**Do this:** Copy all the entries below exactly, but not the pictures.

===== Records for this task =====

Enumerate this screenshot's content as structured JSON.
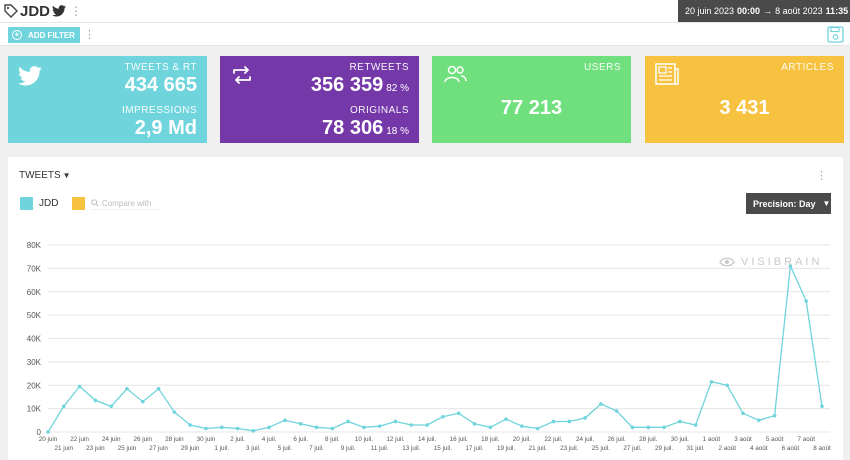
{
  "header": {
    "account": "JDD",
    "date_start": "20 juin 2023",
    "time_start": "00:00",
    "date_end": "8 août 2023",
    "time_end": "11:35",
    "arrow": "→"
  },
  "filterbar": {
    "add_filter_label": "ADD FILTER"
  },
  "cards": {
    "tweets": {
      "label": "TWEETS & RT",
      "value": "434 665",
      "impr_label": "IMPRESSIONS",
      "impr_value": "2,9 Md"
    },
    "retweets": {
      "label": "RETWEETS",
      "value": "356 359",
      "pct": "82 %",
      "orig_label": "ORIGINALS",
      "orig_value": "78 306",
      "orig_pct": "18 %"
    },
    "users": {
      "label": "USERS",
      "value": "77 213"
    },
    "articles": {
      "label": "ARTICLES",
      "value": "3 431"
    }
  },
  "panel": {
    "title": "TWEETS",
    "legend": "JDD",
    "compare_placeholder": "Compare with",
    "precision_label": "Precision: Day",
    "watermark": "VISIBRAIN"
  },
  "colors": {
    "series": "#6fd4dc",
    "compare": "#f6c240",
    "grid": "#e5e5e5"
  },
  "chart_data": {
    "type": "line",
    "ylim": [
      0,
      80000
    ],
    "yticks": [
      0,
      10000,
      20000,
      30000,
      40000,
      50000,
      60000,
      70000,
      80000
    ],
    "ytick_labels": [
      "0",
      "10K",
      "20K",
      "30K",
      "40K",
      "50K",
      "60K",
      "70K",
      "80K"
    ],
    "x": [
      "20 juin",
      "21 juin",
      "22 juin",
      "23 juin",
      "24 juin",
      "25 juin",
      "26 juin",
      "27 juin",
      "28 juin",
      "29 juin",
      "30 juin",
      "1 juil.",
      "2 juil.",
      "3 juil.",
      "4 juil.",
      "5 juil.",
      "6 juil.",
      "7 juil.",
      "8 juil.",
      "9 juil.",
      "10 juil.",
      "11 juil.",
      "12 juil.",
      "13 juil.",
      "14 juil.",
      "15 juil.",
      "16 juil.",
      "17 juil.",
      "18 juil.",
      "19 juil.",
      "20 juil.",
      "21 juil.",
      "22 juil.",
      "23 juil.",
      "24 juil.",
      "25 juil.",
      "26 juil.",
      "27 juil.",
      "28 juil.",
      "29 juil.",
      "30 juil.",
      "31 juil.",
      "1 août",
      "2 août",
      "3 août",
      "4 août",
      "5 août",
      "6 août",
      "7 août",
      "8 août"
    ],
    "series": [
      {
        "name": "JDD",
        "values": [
          0,
          11000,
          19500,
          13500,
          11000,
          18500,
          13000,
          18500,
          8500,
          3000,
          1500,
          2000,
          1500,
          500,
          2000,
          5000,
          3500,
          2000,
          1500,
          4500,
          2000,
          2500,
          4500,
          3000,
          3000,
          6500,
          8000,
          3500,
          2000,
          5500,
          2500,
          1500,
          4500,
          4500,
          6000,
          12000,
          9000,
          2000,
          2000,
          2000,
          4500,
          3000,
          21500,
          20000,
          8000,
          5000,
          7000,
          71000,
          56000,
          11000
        ]
      }
    ]
  }
}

=====

**Answer in full:**
Enumerate this screenshot's content as structured JSON.
{
  "header": {
    "account": "JDD",
    "date_start": "20 juin 2023",
    "time_start": "00:00",
    "date_end": "8 août 2023",
    "time_end": "11:35",
    "arrow": "→"
  },
  "filterbar": {
    "add_filter_label": "ADD FILTER"
  },
  "cards": {
    "tweets": {
      "label": "TWEETS & RT",
      "value": "434 665",
      "impr_label": "IMPRESSIONS",
      "impr_value": "2,9 Md"
    },
    "retweets": {
      "label": "RETWEETS",
      "value": "356 359",
      "pct": "82 %",
      "orig_label": "ORIGINALS",
      "orig_value": "78 306",
      "orig_pct": "18 %"
    },
    "users": {
      "label": "USERS",
      "value": "77 213"
    },
    "articles": {
      "label": "ARTICLES",
      "value": "3 431"
    }
  },
  "panel": {
    "title": "TWEETS",
    "legend": "JDD",
    "compare_placeholder": "Compare with",
    "precision_label": "Precision: Day",
    "watermark": "VISIBRAIN"
  },
  "colors": {
    "series": "#6fd4dc",
    "compare": "#f6c240",
    "grid": "#e5e5e5"
  },
  "chart_data": {
    "type": "line",
    "ylim": [
      0,
      80000
    ],
    "yticks": [
      0,
      10000,
      20000,
      30000,
      40000,
      50000,
      60000,
      70000,
      80000
    ],
    "ytick_labels": [
      "0",
      "10K",
      "20K",
      "30K",
      "40K",
      "50K",
      "60K",
      "70K",
      "80K"
    ],
    "x": [
      "20 juin",
      "21 juin",
      "22 juin",
      "23 juin",
      "24 juin",
      "25 juin",
      "26 juin",
      "27 juin",
      "28 juin",
      "29 juin",
      "30 juin",
      "1 juil.",
      "2 juil.",
      "3 juil.",
      "4 juil.",
      "5 juil.",
      "6 juil.",
      "7 juil.",
      "8 juil.",
      "9 juil.",
      "10 juil.",
      "11 juil.",
      "12 juil.",
      "13 juil.",
      "14 juil.",
      "15 juil.",
      "16 juil.",
      "17 juil.",
      "18 juil.",
      "19 juil.",
      "20 juil.",
      "21 juil.",
      "22 juil.",
      "23 juil.",
      "24 juil.",
      "25 juil.",
      "26 juil.",
      "27 juil.",
      "28 juil.",
      "29 juil.",
      "30 juil.",
      "31 juil.",
      "1 août",
      "2 août",
      "3 août",
      "4 août",
      "5 août",
      "6 août",
      "7 août",
      "8 août"
    ],
    "series": [
      {
        "name": "JDD",
        "values": [
          0,
          11000,
          19500,
          13500,
          11000,
          18500,
          13000,
          18500,
          8500,
          3000,
          1500,
          2000,
          1500,
          500,
          2000,
          5000,
          3500,
          2000,
          1500,
          4500,
          2000,
          2500,
          4500,
          3000,
          3000,
          6500,
          8000,
          3500,
          2000,
          5500,
          2500,
          1500,
          4500,
          4500,
          6000,
          12000,
          9000,
          2000,
          2000,
          2000,
          4500,
          3000,
          21500,
          20000,
          8000,
          5000,
          7000,
          71000,
          56000,
          11000
        ]
      }
    ]
  }
}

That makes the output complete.